Dataset records:
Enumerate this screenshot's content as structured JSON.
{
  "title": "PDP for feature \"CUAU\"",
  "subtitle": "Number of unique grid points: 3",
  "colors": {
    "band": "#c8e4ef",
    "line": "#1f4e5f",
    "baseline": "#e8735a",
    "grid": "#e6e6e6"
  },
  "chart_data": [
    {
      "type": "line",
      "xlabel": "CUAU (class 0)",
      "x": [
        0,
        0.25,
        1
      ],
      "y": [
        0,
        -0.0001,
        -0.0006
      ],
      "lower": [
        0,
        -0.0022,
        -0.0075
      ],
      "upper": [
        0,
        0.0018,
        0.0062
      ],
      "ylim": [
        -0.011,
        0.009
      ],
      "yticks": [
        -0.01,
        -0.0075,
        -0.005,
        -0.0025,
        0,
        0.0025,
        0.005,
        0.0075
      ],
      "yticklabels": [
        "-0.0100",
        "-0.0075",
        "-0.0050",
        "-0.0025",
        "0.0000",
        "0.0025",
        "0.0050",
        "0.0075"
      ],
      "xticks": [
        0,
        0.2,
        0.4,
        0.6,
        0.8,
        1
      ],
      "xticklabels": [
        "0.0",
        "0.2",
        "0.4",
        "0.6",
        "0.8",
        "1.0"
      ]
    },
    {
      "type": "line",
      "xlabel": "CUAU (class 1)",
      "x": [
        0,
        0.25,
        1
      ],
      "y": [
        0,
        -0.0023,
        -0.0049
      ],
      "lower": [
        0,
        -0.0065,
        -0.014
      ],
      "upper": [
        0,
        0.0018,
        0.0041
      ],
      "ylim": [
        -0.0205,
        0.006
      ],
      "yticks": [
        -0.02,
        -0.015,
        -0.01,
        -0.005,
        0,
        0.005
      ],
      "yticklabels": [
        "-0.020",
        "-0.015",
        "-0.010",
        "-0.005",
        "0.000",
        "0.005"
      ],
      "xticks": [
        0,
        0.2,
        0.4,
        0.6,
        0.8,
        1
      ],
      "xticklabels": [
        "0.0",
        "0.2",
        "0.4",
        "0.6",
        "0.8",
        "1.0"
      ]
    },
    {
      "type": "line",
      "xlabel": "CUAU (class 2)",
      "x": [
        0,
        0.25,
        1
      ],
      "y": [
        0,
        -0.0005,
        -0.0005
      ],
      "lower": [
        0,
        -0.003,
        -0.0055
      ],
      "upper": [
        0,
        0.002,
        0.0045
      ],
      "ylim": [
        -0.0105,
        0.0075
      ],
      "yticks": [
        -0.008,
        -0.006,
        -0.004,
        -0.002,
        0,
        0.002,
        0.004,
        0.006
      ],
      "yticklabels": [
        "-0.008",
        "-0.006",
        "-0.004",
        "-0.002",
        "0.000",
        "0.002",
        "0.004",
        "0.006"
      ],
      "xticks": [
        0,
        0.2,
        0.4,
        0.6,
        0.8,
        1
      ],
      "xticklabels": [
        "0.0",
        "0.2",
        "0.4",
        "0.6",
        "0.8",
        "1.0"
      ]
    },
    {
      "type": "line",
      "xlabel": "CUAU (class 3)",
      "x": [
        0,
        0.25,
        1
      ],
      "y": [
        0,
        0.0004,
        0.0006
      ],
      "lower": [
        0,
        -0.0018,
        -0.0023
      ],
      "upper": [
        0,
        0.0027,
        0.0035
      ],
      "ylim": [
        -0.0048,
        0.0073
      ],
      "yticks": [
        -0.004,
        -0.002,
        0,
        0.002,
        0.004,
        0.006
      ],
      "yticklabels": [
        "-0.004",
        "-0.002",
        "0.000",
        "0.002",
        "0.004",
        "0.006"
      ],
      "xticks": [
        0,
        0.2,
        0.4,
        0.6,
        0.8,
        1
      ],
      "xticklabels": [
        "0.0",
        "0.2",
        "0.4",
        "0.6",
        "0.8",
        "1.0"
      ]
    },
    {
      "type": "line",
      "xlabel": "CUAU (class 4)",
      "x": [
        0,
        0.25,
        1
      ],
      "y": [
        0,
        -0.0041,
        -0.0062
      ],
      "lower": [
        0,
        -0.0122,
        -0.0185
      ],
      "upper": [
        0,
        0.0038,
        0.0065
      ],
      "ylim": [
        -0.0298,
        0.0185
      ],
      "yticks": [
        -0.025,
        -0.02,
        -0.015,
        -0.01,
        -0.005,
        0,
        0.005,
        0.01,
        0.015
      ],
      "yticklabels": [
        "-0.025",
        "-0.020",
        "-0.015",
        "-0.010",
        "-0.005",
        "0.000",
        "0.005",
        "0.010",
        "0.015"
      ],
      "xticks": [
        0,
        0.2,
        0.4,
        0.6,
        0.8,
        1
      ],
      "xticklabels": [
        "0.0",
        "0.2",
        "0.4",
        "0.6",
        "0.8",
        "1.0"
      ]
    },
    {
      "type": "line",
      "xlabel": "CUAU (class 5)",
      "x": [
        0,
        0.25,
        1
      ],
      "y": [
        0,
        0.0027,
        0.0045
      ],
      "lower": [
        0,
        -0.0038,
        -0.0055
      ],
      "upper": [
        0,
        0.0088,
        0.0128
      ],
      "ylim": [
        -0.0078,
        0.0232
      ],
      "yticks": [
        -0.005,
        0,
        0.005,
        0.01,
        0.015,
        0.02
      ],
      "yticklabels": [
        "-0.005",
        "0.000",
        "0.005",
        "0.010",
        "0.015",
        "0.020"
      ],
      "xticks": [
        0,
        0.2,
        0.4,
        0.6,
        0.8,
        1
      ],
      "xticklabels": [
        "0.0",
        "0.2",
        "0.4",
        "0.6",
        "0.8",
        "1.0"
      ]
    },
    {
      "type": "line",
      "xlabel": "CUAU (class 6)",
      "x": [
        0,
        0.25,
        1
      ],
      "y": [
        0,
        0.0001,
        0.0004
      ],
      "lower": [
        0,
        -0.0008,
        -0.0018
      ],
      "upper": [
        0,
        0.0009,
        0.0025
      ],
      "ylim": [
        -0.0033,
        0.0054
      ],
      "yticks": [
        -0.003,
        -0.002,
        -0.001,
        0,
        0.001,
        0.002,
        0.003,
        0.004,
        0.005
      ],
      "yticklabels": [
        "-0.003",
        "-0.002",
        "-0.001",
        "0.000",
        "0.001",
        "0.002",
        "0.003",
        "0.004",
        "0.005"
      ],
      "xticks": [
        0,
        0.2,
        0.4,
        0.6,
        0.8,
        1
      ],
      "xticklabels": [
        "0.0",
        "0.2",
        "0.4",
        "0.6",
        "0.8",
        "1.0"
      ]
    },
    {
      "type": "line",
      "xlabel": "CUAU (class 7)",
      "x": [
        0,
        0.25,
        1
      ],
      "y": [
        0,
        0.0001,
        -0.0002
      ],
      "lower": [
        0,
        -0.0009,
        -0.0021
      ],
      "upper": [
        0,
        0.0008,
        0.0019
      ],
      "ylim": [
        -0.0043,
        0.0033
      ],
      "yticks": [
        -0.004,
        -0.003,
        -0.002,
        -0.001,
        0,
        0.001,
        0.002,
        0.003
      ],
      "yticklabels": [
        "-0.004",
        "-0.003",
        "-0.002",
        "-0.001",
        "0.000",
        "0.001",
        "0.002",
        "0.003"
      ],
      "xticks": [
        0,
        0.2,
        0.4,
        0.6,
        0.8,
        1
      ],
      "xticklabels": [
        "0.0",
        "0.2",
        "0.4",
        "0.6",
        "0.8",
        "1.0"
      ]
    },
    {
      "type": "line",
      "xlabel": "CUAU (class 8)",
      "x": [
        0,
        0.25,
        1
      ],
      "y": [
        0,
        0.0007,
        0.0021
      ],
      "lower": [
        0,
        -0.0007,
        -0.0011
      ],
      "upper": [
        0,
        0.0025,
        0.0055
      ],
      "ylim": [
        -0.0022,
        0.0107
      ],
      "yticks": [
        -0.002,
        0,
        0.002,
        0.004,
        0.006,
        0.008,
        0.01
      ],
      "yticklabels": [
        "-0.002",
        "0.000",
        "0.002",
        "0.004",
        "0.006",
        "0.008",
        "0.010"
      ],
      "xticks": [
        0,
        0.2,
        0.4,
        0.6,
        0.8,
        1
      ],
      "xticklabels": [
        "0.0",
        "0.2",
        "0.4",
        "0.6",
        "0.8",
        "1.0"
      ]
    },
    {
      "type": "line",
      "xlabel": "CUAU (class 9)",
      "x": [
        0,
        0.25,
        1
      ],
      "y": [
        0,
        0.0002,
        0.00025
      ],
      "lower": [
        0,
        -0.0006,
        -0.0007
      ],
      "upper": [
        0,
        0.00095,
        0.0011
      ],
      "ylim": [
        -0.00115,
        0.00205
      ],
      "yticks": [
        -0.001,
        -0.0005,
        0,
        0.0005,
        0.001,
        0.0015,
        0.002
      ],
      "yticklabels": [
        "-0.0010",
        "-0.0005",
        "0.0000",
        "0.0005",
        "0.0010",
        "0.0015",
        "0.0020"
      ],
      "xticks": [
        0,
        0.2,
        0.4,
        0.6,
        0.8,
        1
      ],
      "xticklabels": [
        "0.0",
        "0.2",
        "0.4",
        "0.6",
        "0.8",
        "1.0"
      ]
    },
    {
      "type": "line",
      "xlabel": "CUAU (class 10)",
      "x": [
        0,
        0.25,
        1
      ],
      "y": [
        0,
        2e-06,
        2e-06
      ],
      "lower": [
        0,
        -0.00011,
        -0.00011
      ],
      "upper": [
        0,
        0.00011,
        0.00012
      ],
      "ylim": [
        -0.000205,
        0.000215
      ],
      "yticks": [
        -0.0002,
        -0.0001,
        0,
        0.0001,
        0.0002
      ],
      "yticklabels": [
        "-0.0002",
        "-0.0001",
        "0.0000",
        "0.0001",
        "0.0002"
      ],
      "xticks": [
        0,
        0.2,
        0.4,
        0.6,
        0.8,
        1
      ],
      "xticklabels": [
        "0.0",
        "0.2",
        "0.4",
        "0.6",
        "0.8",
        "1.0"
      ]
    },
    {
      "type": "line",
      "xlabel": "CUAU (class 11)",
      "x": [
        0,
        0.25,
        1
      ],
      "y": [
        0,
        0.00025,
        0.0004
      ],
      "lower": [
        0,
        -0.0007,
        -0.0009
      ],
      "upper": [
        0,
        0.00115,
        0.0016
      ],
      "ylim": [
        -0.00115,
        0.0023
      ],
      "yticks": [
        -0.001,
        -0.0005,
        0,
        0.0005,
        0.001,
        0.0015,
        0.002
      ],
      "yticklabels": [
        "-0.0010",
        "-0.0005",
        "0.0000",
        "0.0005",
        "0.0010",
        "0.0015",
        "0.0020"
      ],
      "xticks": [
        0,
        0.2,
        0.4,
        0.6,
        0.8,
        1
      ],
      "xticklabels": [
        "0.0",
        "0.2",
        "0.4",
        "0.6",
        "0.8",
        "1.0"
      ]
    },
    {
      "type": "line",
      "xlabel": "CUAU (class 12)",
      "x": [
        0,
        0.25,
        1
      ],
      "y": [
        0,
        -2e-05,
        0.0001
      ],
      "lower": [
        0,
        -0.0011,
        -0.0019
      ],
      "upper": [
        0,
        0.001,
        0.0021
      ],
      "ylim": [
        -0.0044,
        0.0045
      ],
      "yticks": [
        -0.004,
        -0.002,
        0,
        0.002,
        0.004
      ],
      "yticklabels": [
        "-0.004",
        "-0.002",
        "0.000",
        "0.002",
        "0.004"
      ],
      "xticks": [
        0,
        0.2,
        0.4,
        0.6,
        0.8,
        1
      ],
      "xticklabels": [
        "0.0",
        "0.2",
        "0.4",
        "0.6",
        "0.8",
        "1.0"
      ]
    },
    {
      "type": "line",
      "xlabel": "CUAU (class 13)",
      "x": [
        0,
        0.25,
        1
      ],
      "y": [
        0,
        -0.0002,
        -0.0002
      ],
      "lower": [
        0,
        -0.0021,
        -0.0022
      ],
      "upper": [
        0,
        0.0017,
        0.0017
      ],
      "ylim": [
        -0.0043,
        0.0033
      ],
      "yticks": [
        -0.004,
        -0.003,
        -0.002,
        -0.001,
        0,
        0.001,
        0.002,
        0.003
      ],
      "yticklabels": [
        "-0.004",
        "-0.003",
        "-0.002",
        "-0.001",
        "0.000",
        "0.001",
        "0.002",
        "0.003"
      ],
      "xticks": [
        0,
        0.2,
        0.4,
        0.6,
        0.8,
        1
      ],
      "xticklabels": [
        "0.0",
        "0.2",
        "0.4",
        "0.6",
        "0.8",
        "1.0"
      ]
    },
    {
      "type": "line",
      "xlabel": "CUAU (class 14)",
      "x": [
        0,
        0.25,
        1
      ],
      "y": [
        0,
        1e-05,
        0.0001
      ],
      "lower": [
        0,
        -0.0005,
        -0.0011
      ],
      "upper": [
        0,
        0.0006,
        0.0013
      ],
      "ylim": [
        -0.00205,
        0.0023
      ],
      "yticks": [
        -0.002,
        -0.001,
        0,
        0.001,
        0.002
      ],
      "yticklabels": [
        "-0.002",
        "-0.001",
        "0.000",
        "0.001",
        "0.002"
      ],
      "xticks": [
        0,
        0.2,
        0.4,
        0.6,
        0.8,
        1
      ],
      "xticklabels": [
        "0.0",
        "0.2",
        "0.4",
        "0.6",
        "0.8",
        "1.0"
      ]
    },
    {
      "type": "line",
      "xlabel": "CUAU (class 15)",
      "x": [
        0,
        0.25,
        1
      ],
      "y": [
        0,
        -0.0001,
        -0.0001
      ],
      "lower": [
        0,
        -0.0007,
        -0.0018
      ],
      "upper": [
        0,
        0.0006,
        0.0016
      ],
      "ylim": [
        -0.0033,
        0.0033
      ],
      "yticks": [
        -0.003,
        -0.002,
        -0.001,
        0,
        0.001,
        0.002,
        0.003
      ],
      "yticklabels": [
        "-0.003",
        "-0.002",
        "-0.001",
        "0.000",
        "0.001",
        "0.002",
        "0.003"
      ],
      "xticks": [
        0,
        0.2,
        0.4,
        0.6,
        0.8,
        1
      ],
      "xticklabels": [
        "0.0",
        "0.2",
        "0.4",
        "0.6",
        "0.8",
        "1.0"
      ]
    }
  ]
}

Exercise ::
Show every line where the string "grid" appears.

Answer to the problem ::
  "subtitle": "Number of unique grid points: 3",
    "grid": "#e6e6e6"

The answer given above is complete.